• [What is expected]
Check the listing below line by line and report how many lines hold "document", with no other words.

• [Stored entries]

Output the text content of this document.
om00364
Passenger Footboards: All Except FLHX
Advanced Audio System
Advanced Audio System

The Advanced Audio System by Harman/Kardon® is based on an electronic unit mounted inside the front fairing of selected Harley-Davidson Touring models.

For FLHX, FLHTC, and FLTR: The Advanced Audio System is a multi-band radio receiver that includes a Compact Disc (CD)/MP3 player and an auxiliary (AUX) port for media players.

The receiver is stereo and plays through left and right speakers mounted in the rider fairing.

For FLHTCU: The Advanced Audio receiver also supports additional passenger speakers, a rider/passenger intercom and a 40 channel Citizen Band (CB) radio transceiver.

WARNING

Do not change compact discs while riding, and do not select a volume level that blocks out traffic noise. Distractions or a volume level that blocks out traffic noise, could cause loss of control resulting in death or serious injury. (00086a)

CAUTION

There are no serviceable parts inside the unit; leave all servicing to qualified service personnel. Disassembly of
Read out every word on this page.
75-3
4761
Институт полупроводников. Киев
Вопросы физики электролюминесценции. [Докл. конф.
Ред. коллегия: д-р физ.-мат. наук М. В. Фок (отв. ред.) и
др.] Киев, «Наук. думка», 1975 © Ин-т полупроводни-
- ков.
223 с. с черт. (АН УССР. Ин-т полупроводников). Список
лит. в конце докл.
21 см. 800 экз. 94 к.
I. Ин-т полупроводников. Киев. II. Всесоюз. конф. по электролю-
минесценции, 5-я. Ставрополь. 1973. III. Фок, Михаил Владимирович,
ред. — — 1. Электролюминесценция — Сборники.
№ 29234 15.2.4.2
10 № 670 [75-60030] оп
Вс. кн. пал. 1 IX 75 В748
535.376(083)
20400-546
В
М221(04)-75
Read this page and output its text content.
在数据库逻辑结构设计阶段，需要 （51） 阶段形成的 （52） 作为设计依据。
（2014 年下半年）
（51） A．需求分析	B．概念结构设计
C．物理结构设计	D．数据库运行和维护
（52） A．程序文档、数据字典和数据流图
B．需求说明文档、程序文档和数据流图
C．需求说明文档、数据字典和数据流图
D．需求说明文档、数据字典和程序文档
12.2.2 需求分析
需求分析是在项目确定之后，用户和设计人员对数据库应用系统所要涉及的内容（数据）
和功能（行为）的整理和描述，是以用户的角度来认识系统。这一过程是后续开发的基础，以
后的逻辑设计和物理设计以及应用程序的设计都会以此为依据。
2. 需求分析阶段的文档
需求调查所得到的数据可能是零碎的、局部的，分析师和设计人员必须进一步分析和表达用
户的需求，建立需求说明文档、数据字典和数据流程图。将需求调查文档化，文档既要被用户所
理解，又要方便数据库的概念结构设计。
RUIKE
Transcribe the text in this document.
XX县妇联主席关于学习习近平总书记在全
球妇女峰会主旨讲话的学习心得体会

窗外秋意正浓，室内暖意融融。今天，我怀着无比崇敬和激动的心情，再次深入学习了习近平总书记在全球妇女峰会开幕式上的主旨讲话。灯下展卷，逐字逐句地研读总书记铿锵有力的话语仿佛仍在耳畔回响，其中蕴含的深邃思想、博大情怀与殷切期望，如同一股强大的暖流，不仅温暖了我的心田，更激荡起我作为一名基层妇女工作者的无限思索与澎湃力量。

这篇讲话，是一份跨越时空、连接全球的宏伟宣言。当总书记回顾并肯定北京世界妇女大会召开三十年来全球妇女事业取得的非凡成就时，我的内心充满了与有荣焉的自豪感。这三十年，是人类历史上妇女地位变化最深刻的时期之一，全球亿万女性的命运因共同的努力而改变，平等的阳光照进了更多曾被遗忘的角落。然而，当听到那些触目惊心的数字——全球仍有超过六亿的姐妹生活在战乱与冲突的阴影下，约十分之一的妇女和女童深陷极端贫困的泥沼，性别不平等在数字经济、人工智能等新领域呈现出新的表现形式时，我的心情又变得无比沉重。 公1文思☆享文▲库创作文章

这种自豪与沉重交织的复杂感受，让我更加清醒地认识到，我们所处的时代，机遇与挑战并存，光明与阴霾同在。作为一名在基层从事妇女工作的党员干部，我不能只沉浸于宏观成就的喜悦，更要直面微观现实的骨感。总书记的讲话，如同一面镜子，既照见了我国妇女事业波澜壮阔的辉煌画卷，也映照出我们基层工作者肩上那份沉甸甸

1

• [Solution for this problem]
2